Transcribe all of the material exactly, except for its pictures.

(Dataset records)
☆ ☆ ☆
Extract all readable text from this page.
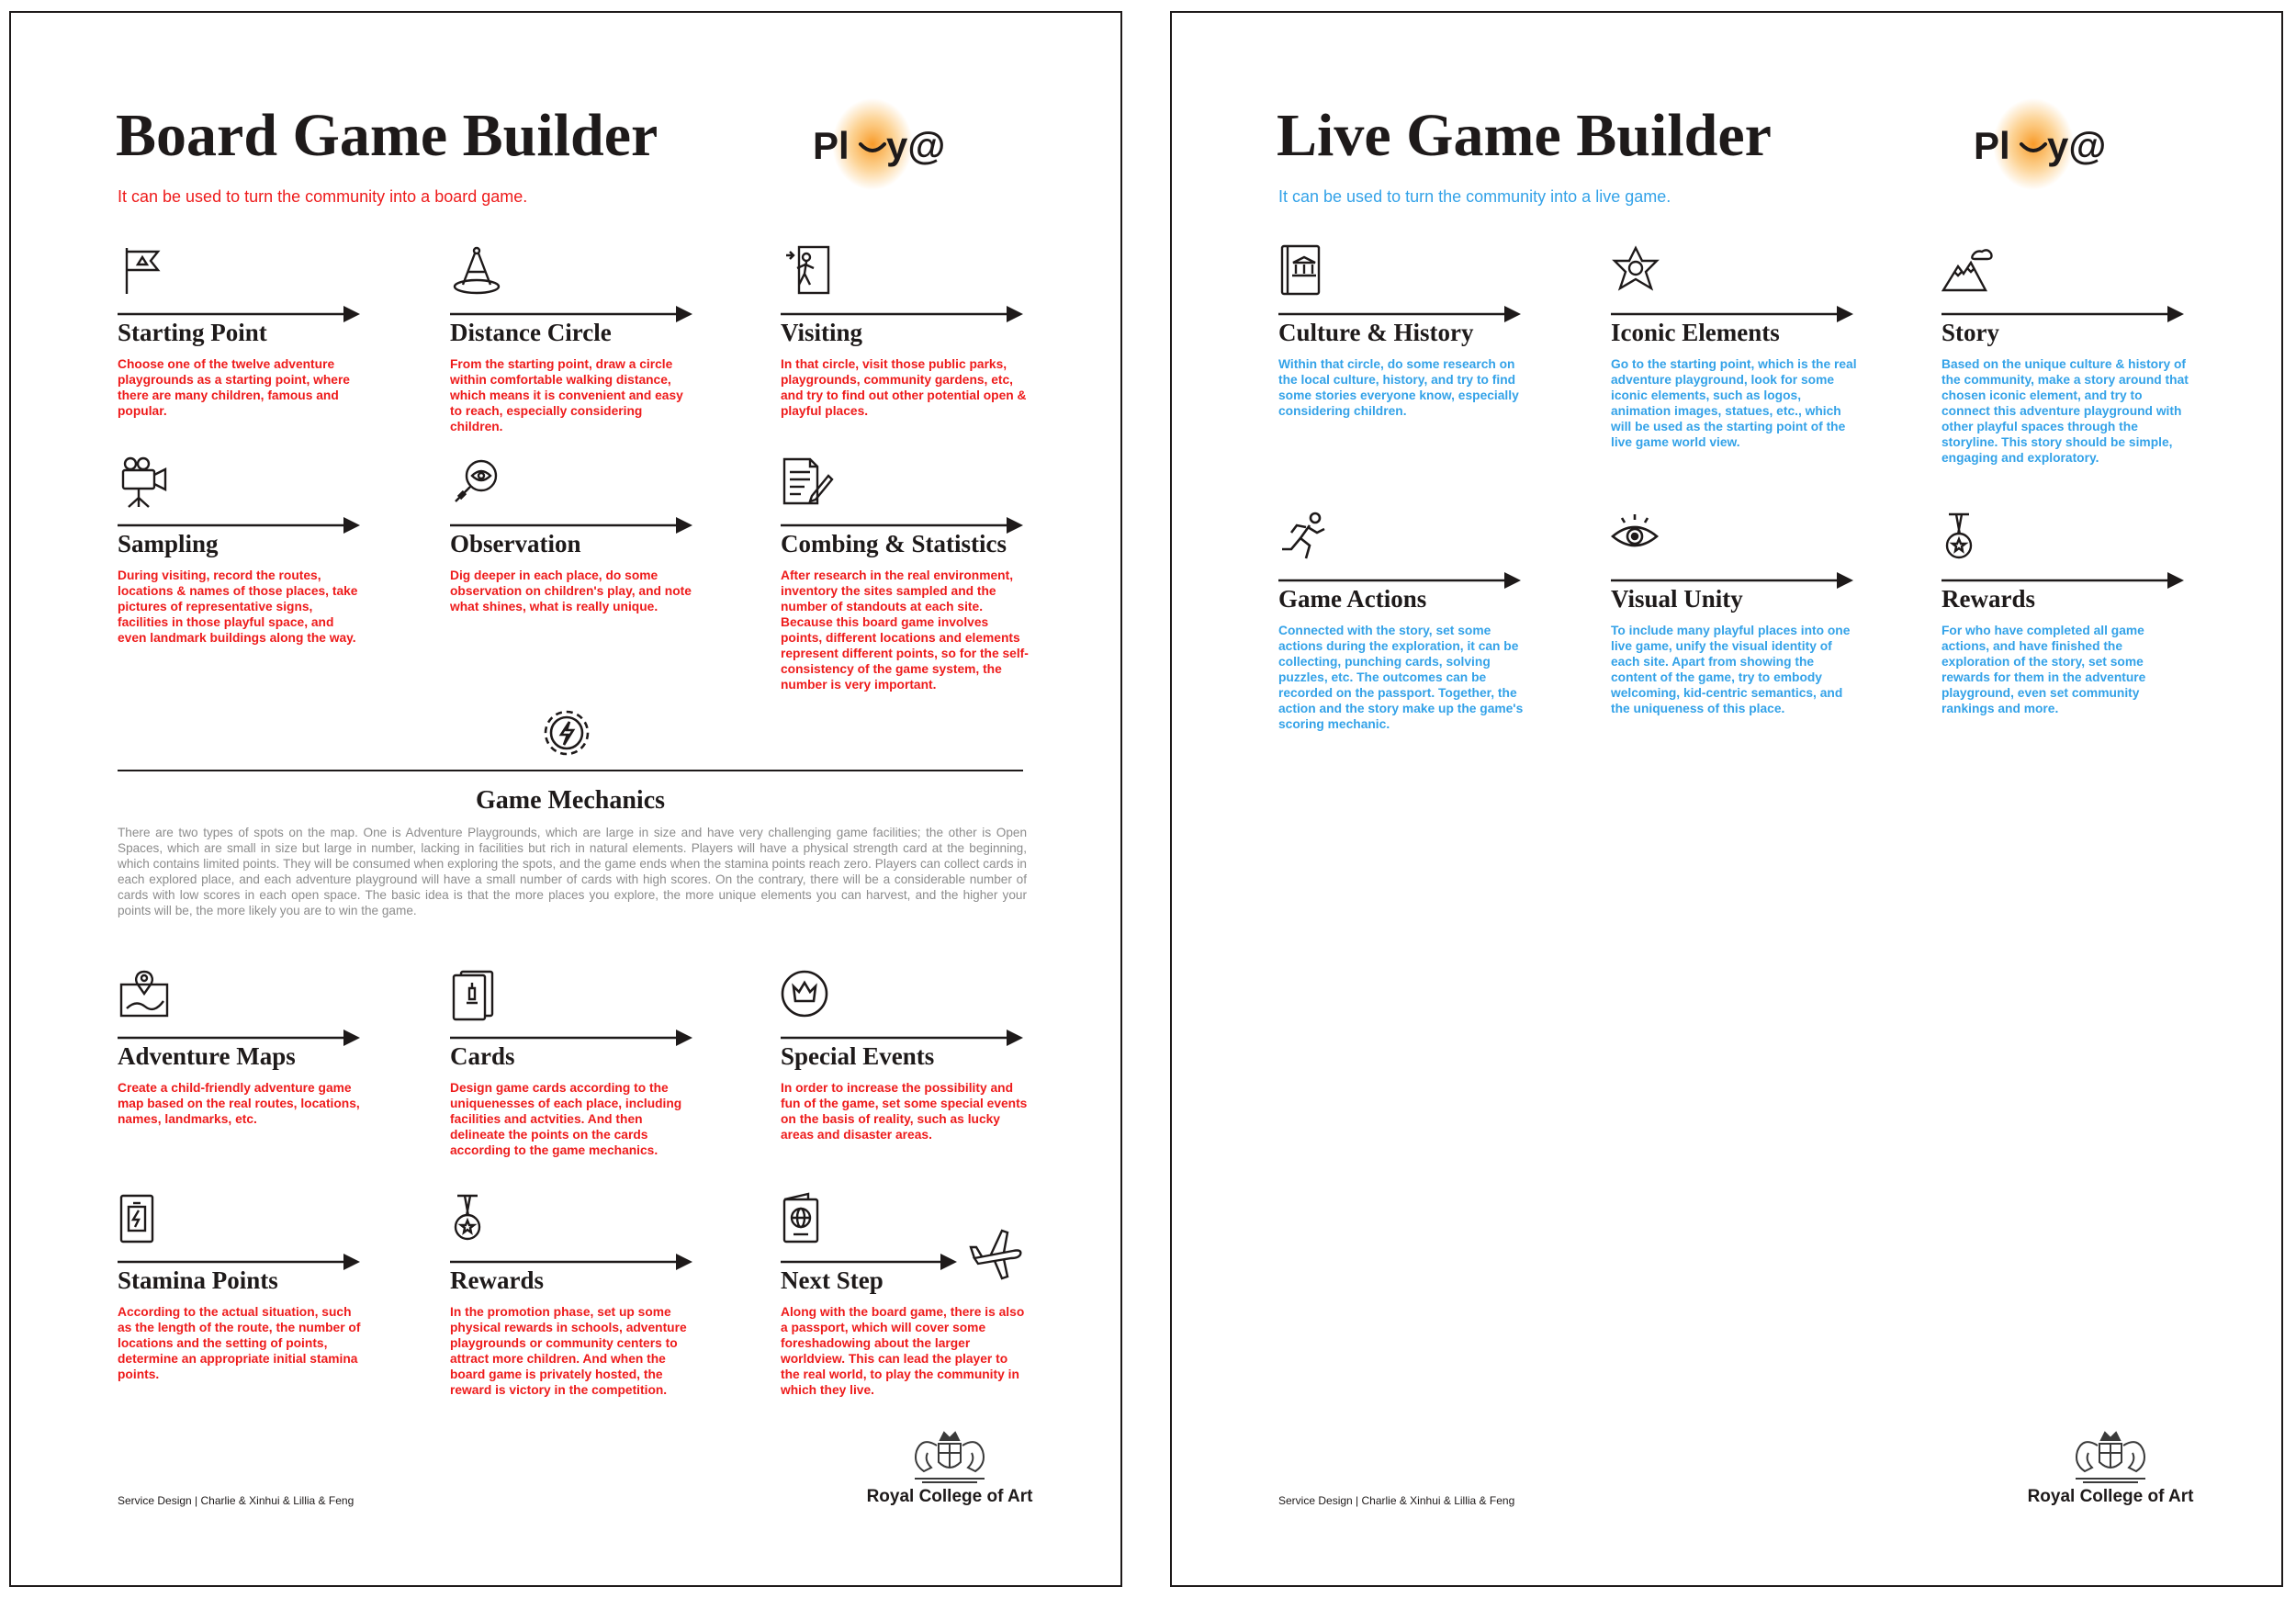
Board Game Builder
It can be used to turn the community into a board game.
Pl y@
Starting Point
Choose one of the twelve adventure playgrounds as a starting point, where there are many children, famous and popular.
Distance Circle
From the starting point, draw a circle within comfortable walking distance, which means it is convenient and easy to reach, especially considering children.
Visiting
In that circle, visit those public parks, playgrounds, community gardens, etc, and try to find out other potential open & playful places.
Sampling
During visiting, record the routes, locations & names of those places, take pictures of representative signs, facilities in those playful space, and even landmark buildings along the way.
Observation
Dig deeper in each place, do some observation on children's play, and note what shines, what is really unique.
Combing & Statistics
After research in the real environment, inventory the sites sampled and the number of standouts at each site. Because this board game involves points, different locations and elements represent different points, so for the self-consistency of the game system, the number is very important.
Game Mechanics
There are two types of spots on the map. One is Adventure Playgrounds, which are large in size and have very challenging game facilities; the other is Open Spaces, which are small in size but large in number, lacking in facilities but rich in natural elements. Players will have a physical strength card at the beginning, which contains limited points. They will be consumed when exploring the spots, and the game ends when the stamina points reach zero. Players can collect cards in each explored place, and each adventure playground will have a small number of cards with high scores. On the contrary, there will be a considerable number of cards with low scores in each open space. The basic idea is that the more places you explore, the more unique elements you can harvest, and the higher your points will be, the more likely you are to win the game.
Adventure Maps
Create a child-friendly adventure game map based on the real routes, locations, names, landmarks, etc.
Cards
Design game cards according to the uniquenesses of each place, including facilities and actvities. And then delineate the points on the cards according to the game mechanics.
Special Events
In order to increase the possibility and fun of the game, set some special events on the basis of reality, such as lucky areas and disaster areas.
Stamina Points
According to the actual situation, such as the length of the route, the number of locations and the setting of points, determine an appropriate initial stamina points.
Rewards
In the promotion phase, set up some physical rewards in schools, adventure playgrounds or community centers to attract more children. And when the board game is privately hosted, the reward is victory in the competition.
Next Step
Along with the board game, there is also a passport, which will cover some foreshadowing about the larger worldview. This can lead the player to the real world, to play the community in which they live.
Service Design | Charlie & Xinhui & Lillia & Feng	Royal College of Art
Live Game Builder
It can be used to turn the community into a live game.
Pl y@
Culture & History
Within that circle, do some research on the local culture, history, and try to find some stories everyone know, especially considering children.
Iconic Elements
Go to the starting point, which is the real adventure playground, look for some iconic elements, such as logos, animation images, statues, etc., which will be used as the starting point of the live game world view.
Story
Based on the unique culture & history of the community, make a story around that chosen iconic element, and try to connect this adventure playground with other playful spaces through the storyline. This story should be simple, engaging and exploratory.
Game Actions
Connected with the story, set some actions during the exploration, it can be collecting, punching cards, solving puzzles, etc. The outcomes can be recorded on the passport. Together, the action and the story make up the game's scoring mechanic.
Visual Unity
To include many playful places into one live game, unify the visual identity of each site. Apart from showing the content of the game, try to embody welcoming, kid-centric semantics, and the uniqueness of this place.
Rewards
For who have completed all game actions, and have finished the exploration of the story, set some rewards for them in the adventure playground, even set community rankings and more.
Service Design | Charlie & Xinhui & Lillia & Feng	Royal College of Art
☆ ☆ ☆
### The result
Extract all readable text from this page.
Board Game Builder
It can be used to turn the community into a board game.
Pl y@
Starting Point
Choose one of the twelve adventure playgrounds as a starting point, where there are many children, famous and popular.
Distance Circle
From the starting point, draw a circle within comfortable walking distance, which means it is convenient and easy to reach, especially considering children.
Visiting
In that circle, visit those public parks, playgrounds, community gardens, etc, and try to find out other potential open & playful places.
Sampling
During visiting, record the routes, locations & names of those places, take pictures of representative signs, facilities in those playful space, and even landmark buildings along the way.
Observation
Dig deeper in each place, do some observation on children's play, and note what shines, what is really unique.
Combing & Statistics
After research in the real environment, inventory the sites sampled and the number of standouts at each site. Because this board game involves points, different locations and elements represent different points, so for the self-consistency of the game system, the number is very important.
Game Mechanics
There are two types of spots on the map. One is Adventure Playgrounds, which are large in size and have very challenging game facilities; the other is Open Spaces, which are small in size but large in number, lacking in facilities but rich in natural elements. Players will have a physical strength card at the beginning, which contains limited points. They will be consumed when exploring the spots, and the game ends when the stamina points reach zero. Players can collect cards in each explored place, and each adventure playground will have a small number of cards with high scores. On the contrary, there will be a considerable number of cards with low scores in each open space. The basic idea is that the more places you explore, the more unique elements you can harvest, and the higher your points will be, the more likely you are to win the game.
Adventure Maps
Create a child-friendly adventure game map based on the real routes, locations, names, landmarks, etc.
Cards
Design game cards according to the uniquenesses of each place, including facilities and actvities. And then delineate the points on the cards according to the game mechanics.
Special Events
In order to increase the possibility and fun of the game, set some special events on the basis of reality, such as lucky areas and disaster areas.
Stamina Points
According to the actual situation, such as the length of the route, the number of locations and the setting of points, determine an appropriate initial stamina points.
Rewards
In the promotion phase, set up some physical rewards in schools, adventure playgrounds or community centers to attract more children. And when the board game is privately hosted, the reward is victory in the competition.
Next Step
Along with the board game, there is also a passport, which will cover some foreshadowing about the larger worldview. This can lead the player to the real world, to play the community in which they live.
Service Design | Charlie & Xinhui & Lillia & Feng	Royal College of Art
Live Game Builder
It can be used to turn the community into a live game.
Pl y@
Culture & History
Within that circle, do some research on the local culture, history, and try to find some stories everyone know, especially considering children.
Iconic Elements
Go to the starting point, which is the real adventure playground, look for some iconic elements, such as logos, animation images, statues, etc., which will be used as the starting point of the live game world view.
Story
Based on the unique culture & history of the community, make a story around that chosen iconic element, and try to connect this adventure playground with other playful spaces through the storyline. This story should be simple, engaging and exploratory.
Game Actions
Connected with the story, set some actions during the exploration, it can be collecting, punching cards, solving puzzles, etc. The outcomes can be recorded on the passport. Together, the action and the story make up the game's scoring mechanic.
Visual Unity
To include many playful places into one live game, unify the visual identity of each site. Apart from showing the content of the game, try to embody welcoming, kid-centric semantics, and the uniqueness of this place.
Rewards
For who have completed all game actions, and have finished the exploration of the story, set some rewards for them in the adventure playground, even set community rankings and more.
Service Design | Charlie & Xinhui & Lillia & Feng	Royal College of Art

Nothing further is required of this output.